OBJECTIVE ▸
Copy every line from the data below in which the string "junction" can be found.
════════════════
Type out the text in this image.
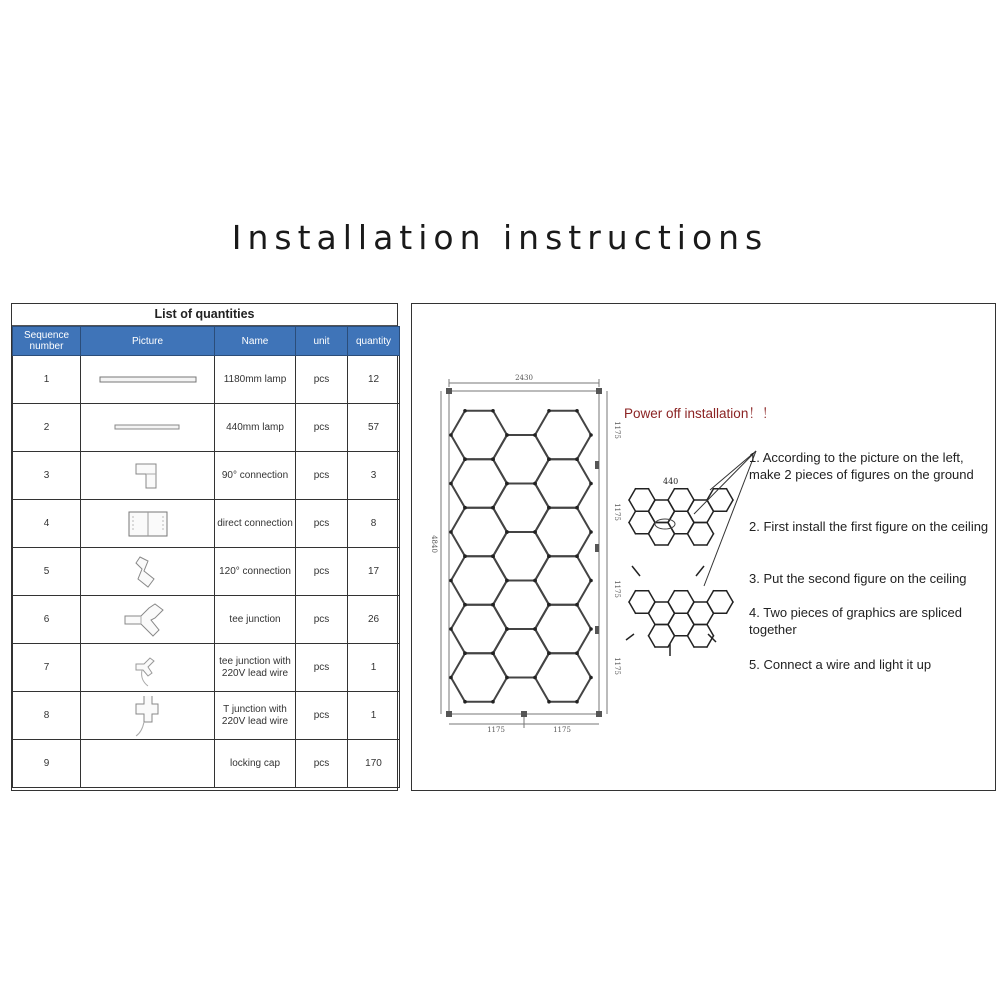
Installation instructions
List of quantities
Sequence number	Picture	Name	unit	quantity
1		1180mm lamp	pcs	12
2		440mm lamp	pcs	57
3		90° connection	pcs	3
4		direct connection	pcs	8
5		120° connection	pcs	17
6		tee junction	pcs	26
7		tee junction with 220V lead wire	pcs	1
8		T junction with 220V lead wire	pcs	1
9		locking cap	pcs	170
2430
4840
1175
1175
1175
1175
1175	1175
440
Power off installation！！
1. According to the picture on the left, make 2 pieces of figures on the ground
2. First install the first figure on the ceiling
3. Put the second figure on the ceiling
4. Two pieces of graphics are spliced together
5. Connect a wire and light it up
════════════════
SOLUTION ▸
6		tee junction	pcs	26
7		tee junction with 220V lead wire	pcs	1
8		T junction with 220V lead wire	pcs	1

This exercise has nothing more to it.